>> begin

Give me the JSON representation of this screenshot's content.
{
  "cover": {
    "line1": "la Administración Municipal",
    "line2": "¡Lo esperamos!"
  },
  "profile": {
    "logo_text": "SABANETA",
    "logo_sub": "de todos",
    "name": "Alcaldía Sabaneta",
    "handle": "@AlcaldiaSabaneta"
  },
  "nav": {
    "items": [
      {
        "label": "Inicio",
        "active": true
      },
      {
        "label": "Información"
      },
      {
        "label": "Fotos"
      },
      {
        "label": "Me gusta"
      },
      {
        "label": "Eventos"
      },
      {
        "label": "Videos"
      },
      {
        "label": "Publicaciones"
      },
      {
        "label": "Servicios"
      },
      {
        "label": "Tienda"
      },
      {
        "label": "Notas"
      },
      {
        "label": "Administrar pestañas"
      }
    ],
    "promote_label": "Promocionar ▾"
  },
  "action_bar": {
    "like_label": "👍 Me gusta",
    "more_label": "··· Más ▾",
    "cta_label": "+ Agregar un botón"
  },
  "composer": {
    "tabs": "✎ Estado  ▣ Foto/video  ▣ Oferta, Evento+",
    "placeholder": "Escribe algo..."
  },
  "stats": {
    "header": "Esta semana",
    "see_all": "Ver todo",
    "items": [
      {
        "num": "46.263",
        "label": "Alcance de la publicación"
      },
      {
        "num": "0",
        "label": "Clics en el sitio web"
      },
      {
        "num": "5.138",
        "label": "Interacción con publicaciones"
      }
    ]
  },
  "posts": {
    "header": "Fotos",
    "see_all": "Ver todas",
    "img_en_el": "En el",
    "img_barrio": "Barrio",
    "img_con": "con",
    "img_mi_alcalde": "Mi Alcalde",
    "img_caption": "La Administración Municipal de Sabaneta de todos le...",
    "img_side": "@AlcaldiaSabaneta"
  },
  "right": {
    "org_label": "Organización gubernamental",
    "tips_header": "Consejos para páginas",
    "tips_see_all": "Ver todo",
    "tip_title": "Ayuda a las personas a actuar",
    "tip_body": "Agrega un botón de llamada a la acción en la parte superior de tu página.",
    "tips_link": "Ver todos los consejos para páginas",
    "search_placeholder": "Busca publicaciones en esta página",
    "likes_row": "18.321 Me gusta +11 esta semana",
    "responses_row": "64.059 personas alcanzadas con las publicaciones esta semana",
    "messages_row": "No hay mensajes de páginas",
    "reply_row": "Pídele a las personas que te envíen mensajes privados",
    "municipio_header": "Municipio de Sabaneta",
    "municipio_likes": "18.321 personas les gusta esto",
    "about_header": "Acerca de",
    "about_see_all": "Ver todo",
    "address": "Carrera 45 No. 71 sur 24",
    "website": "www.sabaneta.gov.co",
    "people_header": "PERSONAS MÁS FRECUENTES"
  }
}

>> end

* _Work instructions_:
Each record must be returned exactly as it is written.

* _Complete answer_:
Give me the JSON representation of this screenshot's content.
{
  "cover": {
    "line1": "la Administración Municipal",
    "line2": "¡Lo esperamos!"
  },
  "profile": {
    "logo_text": "SABANETA",
    "logo_sub": "de todos",
    "name": "Alcaldía Sabaneta",
    "handle": "@AlcaldiaSabaneta"
  },
  "nav": {
    "items": [
      {
        "label": "Inicio",
        "active": true
      },
      {
        "label": "Información"
      },
      {
        "label": "Fotos"
      },
      {
        "label": "Me gusta"
      },
      {
        "label": "Eventos"
      },
      {
        "label": "Videos"
      },
      {
        "label": "Publicaciones"
      },
      {
        "label": "Servicios"
      },
      {
        "label": "Tienda"
      },
      {
        "label": "Notas"
      },
      {
        "label": "Administrar pestañas"
      }
    ],
    "promote_label": "Promocionar ▾"
  },
  "action_bar": {
    "like_label": "👍 Me gusta",
    "more_label": "··· Más ▾",
    "cta_label": "+ Agregar un botón"
  },
  "composer": {
    "tabs": "✎ Estado  ▣ Foto/video  ▣ Oferta, Evento+",
    "placeholder": "Escribe algo..."
  },
  "stats": {
    "header": "Esta semana",
    "see_all": "Ver todo",
    "items": [
      {
        "num": "46.263",
        "label": "Alcance de la publicación"
      },
      {
        "num": "0",
        "label": "Clics en el sitio web"
      },
      {
        "num": "5.138",
        "label": "Interacción con publicaciones"
      }
    ]
  },
  "posts": {
    "header": "Fotos",
    "see_all": "Ver todas",
    "img_en_el": "En el",
    "img_barrio": "Barrio",
    "img_con": "con",
    "img_mi_alcalde": "Mi Alcalde",
    "img_caption": "La Administración Municipal de Sabaneta de todos le...",
    "img_side": "@AlcaldiaSabaneta"
  },
  "right": {
    "org_label": "Organización gubernamental",
    "tips_header": "Consejos para páginas",
    "tips_see_all": "Ver todo",
    "tip_title": "Ayuda a las personas a actuar",
    "tip_body": "Agrega un botón de llamada a la acción en la parte superior de tu página.",
    "tips_link": "Ver todos los consejos para páginas",
    "search_placeholder": "Busca publicaciones en esta página",
    "likes_row": "18.321 Me gusta +11 esta semana",
    "responses_row": "64.059 personas alcanzadas con las publicaciones esta semana",
    "messages_row": "No hay mensajes de páginas",
    "reply_row": "Pídele a las personas que te envíen mensajes privados",
    "municipio_header": "Municipio de Sabaneta",
    "municipio_likes": "18.321 personas les gusta esto",
    "about_header": "Acerca de",
    "about_see_all": "Ver todo",
    "address": "Carrera 45 No. 71 sur 24",
    "website": "www.sabaneta.gov.co",
    "people_header": "PERSONAS MÁS FRECUENTES"
  }
}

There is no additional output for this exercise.